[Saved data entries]

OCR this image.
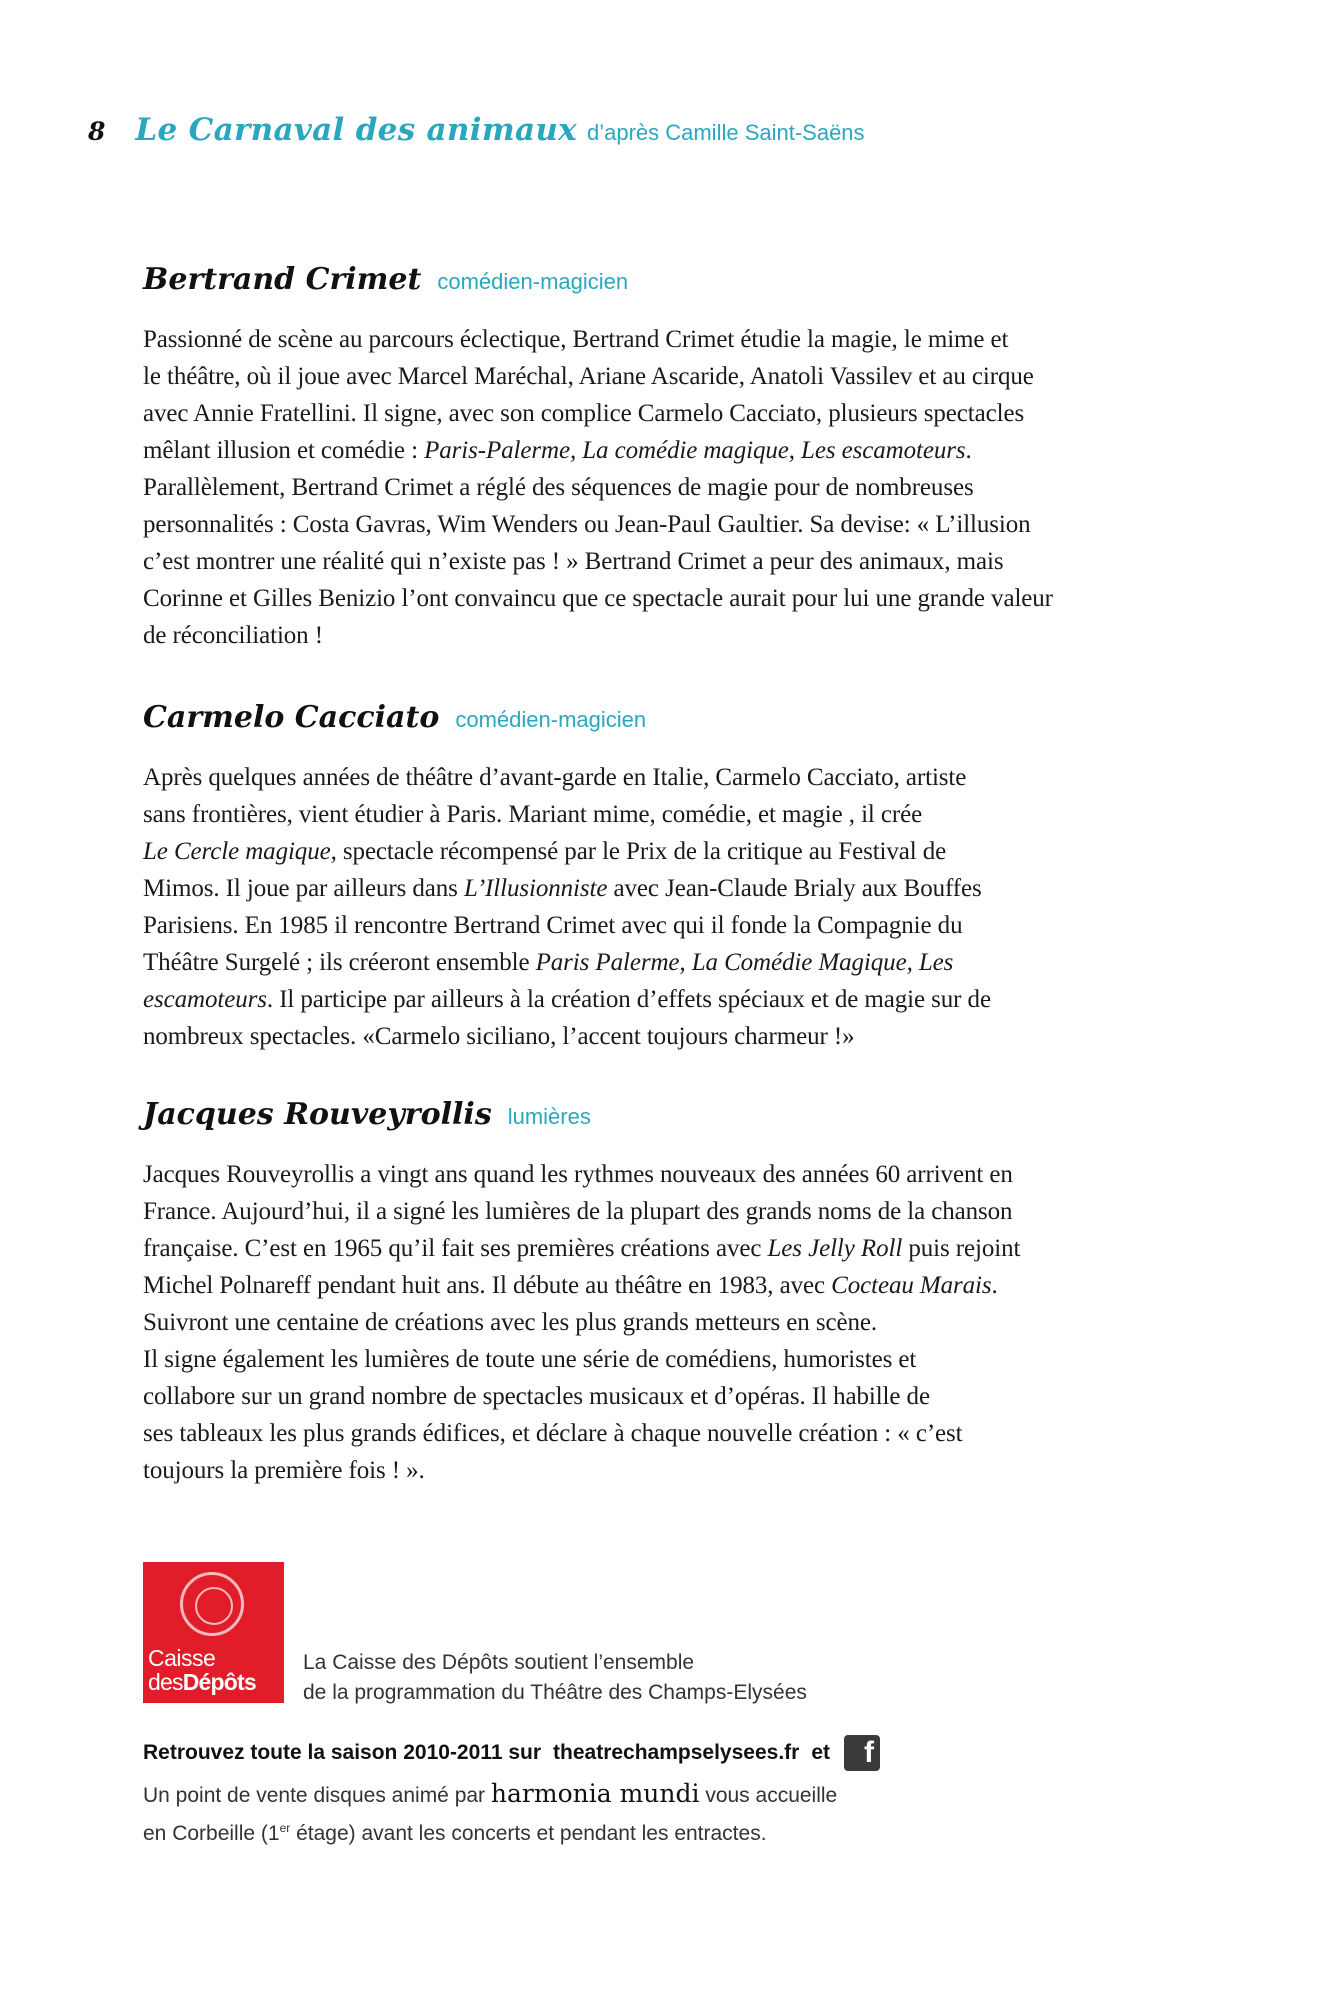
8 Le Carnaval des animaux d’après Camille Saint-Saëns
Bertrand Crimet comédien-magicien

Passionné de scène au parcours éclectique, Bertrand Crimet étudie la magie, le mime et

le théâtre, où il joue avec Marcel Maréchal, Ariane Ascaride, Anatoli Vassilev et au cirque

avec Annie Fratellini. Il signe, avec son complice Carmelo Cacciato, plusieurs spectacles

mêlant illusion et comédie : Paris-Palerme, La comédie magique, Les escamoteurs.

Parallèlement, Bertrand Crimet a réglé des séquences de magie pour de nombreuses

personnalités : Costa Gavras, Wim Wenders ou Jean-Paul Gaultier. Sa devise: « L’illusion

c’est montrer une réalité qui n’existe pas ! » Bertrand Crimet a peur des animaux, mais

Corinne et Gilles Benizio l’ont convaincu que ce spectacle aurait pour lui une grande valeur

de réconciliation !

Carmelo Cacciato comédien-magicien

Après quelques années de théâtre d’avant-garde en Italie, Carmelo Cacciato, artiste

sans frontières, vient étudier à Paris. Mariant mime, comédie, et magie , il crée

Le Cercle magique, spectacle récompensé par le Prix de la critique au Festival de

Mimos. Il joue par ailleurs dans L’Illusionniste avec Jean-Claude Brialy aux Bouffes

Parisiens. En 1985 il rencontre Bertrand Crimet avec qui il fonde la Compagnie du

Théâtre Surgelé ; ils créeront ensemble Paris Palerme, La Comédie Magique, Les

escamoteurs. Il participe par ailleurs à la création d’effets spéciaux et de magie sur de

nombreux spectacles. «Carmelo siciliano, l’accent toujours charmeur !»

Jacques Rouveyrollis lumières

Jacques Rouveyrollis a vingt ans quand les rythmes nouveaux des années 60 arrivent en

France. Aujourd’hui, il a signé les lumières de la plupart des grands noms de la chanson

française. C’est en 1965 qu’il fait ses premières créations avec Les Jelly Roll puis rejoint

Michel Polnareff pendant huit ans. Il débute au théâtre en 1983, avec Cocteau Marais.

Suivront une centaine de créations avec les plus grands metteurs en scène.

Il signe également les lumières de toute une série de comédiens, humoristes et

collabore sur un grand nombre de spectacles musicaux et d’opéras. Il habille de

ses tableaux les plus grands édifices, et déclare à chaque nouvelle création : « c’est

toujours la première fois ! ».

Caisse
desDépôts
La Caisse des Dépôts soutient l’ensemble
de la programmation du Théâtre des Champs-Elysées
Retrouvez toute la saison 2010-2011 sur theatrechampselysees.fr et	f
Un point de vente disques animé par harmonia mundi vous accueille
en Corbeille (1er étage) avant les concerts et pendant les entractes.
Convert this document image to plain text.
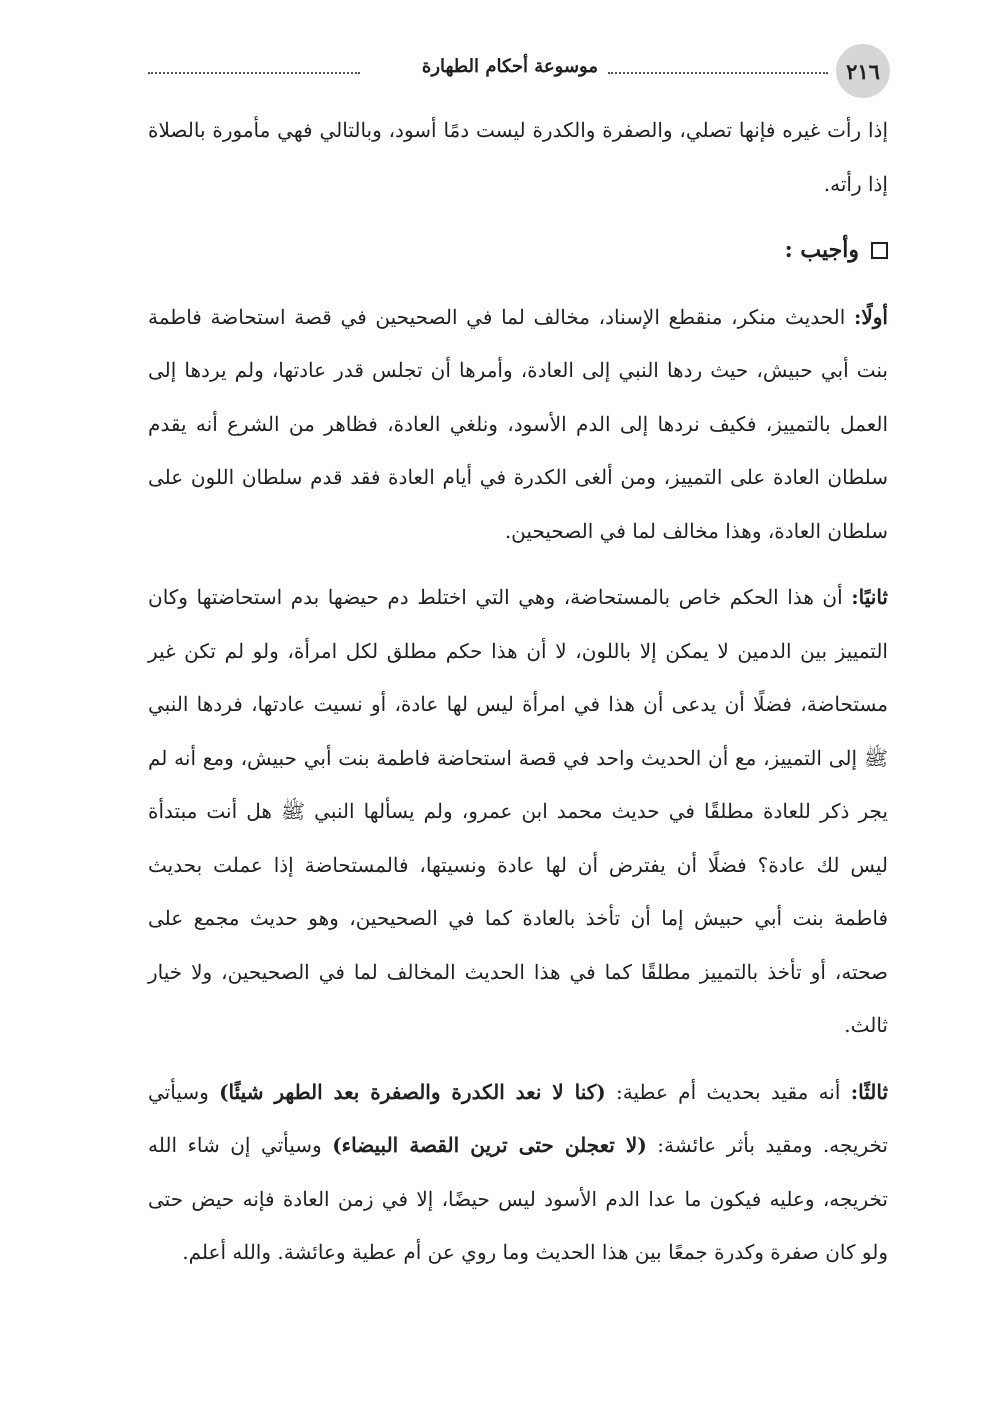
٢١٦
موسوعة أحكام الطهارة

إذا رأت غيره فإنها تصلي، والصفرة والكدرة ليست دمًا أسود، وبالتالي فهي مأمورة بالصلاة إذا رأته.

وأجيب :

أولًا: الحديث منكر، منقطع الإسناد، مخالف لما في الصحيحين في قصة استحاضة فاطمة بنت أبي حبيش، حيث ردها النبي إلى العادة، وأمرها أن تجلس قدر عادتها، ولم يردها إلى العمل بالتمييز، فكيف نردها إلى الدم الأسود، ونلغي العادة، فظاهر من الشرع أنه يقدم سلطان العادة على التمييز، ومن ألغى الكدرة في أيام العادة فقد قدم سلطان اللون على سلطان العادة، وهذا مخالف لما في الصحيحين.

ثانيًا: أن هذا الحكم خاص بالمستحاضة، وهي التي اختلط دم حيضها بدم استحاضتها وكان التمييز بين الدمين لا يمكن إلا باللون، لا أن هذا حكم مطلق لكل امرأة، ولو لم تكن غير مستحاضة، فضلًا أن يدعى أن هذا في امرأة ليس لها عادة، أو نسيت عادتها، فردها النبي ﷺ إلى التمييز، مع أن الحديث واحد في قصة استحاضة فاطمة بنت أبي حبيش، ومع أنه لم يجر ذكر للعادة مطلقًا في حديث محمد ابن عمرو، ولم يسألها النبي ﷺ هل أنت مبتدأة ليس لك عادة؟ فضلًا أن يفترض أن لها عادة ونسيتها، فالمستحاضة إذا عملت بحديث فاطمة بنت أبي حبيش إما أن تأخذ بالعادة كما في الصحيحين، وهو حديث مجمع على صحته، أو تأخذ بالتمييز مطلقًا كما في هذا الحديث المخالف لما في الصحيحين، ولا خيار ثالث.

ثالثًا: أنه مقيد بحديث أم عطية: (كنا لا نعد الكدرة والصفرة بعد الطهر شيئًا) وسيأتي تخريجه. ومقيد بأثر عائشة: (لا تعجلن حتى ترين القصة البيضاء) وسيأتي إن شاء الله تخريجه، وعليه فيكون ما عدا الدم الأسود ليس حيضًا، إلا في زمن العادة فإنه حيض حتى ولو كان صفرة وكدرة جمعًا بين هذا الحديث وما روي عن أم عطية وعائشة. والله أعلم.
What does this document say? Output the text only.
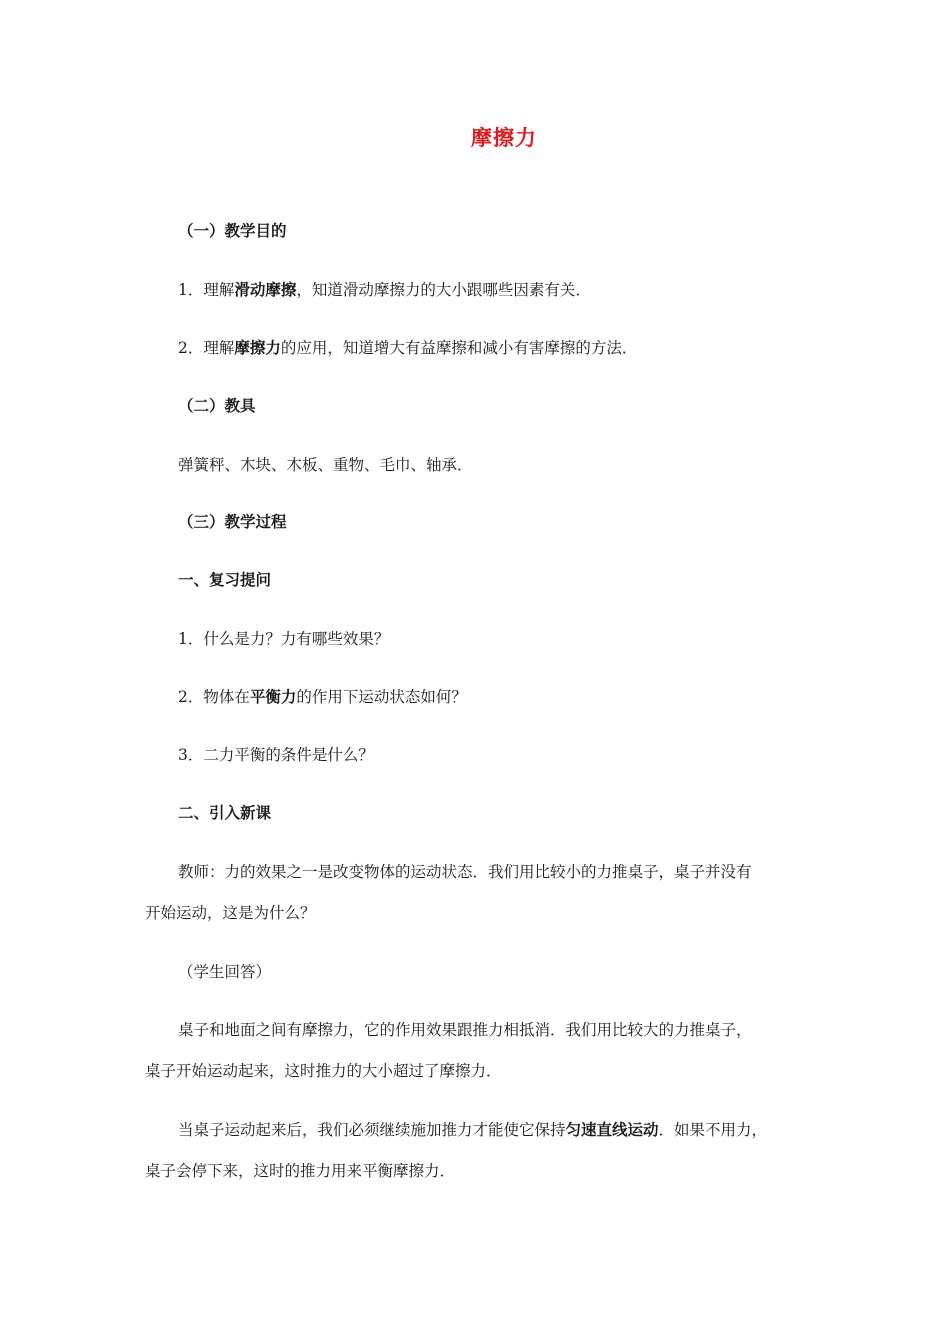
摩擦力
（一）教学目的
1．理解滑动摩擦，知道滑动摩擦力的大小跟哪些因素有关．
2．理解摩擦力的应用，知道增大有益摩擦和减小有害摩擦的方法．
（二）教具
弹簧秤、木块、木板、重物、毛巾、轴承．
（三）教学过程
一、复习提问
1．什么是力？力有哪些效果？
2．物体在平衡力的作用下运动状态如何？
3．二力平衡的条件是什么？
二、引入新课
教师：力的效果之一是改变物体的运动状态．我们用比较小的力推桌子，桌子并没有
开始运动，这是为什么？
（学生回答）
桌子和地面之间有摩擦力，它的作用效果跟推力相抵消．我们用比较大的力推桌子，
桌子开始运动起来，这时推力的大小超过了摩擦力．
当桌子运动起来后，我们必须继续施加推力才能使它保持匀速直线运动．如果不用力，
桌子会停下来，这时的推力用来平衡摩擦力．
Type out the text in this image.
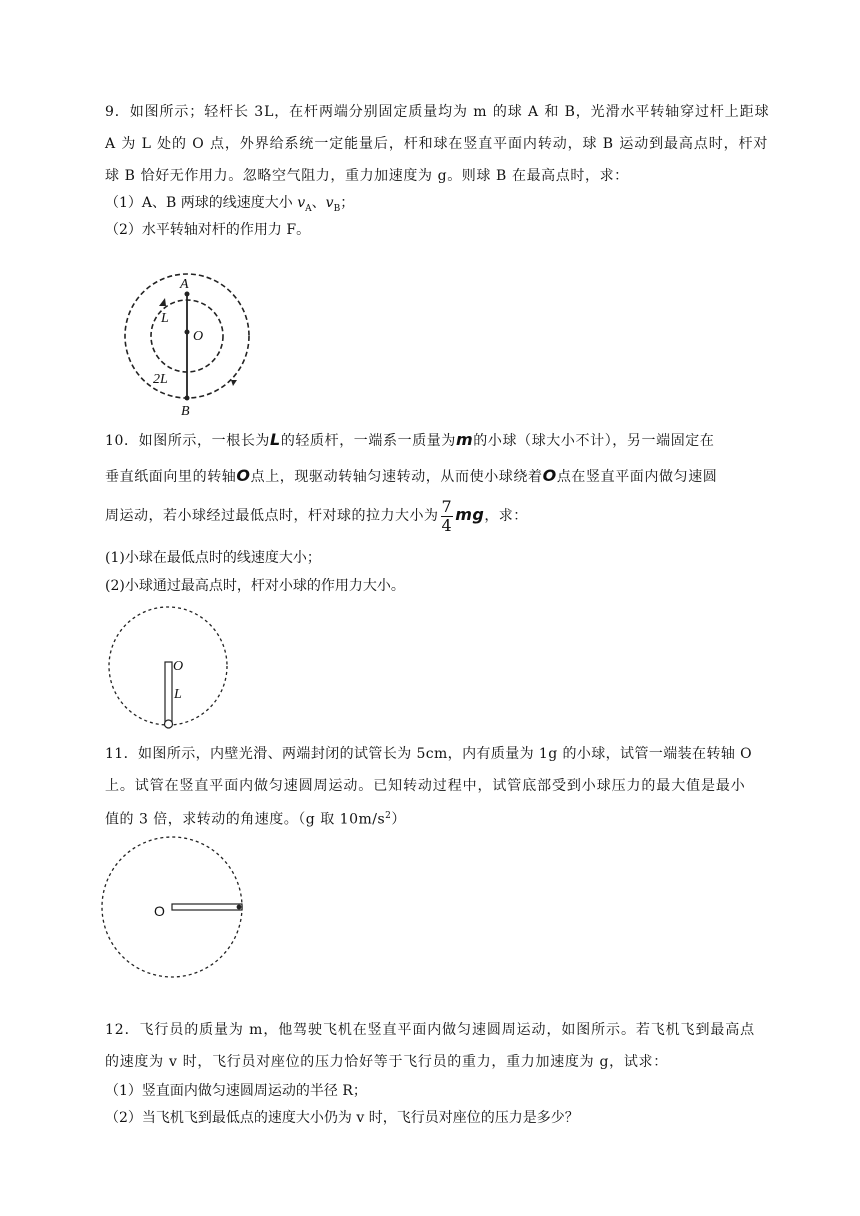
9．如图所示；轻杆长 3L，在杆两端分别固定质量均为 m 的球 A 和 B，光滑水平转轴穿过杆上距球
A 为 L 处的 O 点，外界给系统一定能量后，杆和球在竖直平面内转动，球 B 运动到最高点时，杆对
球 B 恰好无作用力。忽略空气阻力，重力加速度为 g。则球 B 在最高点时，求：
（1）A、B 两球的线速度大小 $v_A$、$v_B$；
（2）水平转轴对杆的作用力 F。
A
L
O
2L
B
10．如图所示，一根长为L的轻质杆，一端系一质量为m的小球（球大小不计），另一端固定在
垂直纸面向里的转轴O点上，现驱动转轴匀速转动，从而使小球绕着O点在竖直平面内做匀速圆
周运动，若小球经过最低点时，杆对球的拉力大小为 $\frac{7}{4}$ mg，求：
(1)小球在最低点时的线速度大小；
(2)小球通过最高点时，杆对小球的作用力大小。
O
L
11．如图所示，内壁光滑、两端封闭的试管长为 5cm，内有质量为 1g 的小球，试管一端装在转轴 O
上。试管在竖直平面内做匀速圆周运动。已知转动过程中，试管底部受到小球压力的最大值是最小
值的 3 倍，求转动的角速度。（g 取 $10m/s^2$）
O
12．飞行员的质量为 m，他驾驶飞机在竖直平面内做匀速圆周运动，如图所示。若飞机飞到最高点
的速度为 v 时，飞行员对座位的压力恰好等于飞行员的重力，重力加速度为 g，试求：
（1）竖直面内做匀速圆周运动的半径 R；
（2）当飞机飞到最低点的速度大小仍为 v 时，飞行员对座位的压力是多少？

- _Exercise details_
Leaving out every picture, extract verbatim the lines from the one containing "What does this" through the last line of the listing, inclusive.

- _Full solution_
What does this document say? Output the text only.
摩擦力
（一）教学目的
1．理解滑动摩擦，知道滑动摩擦力的大小跟哪些因素有关．
2．理解摩擦力的应用，知道增大有益摩擦和减小有害摩擦的方法．
（二）教具
弹簧秤、木块、木板、重物、毛巾、轴承．
（三）教学过程
一、复习提问
1．什么是力？力有哪些效果？
2．物体在平衡力的作用下运动状态如何？
3．二力平衡的条件是什么？
二、引入新课
教师：力的效果之一是改变物体的运动状态．我们用比较小的力推桌子，桌子并没有
开始运动，这是为什么？
（学生回答）
桌子和地面之间有摩擦力，它的作用效果跟推力相抵消．我们用比较大的力推桌子，
桌子开始运动起来，这时推力的大小超过了摩擦力．
当桌子运动起来后，我们必须继续施加推力才能使它保持匀速直线运动．如果不用力，
桌子会停下来，这时的推力用来平衡摩擦力．
Type out the text in this image.
9．如图所示；轻杆长 3L，在杆两端分别固定质量均为 m 的球 A 和 B，光滑水平转轴穿过杆上距球
A 为 L 处的 O 点，外界给系统一定能量后，杆和球在竖直平面内转动，球 B 运动到最高点时，杆对
球 B 恰好无作用力。忽略空气阻力，重力加速度为 g。则球 B 在最高点时，求：
（1）A、B 两球的线速度大小 $v_A$、$v_B$；
（2）水平转轴对杆的作用力 F。
A
L
O
2L
B
10．如图所示，一根长为L的轻质杆，一端系一质量为m的小球（球大小不计），另一端固定在
垂直纸面向里的转轴O点上，现驱动转轴匀速转动，从而使小球绕着O点在竖直平面内做匀速圆
周运动，若小球经过最低点时，杆对球的拉力大小为 $\frac{7}{4}$ mg，求：
(1)小球在最低点时的线速度大小；
(2)小球通过最高点时，杆对小球的作用力大小。
O
L
11．如图所示，内壁光滑、两端封闭的试管长为 5cm，内有质量为 1g 的小球，试管一端装在转轴 O
上。试管在竖直平面内做匀速圆周运动。已知转动过程中，试管底部受到小球压力的最大值是最小
值的 3 倍，求转动的角速度。（g 取 $10m/s^2$）
O
12．飞行员的质量为 m，他驾驶飞机在竖直平面内做匀速圆周运动，如图所示。若飞机飞到最高点
的速度为 v 时，飞行员对座位的压力恰好等于飞行员的重力，重力加速度为 g，试求：
（1）竖直面内做匀速圆周运动的半径 R；
（2）当飞机飞到最低点的速度大小仍为 v 时，飞行员对座位的压力是多少？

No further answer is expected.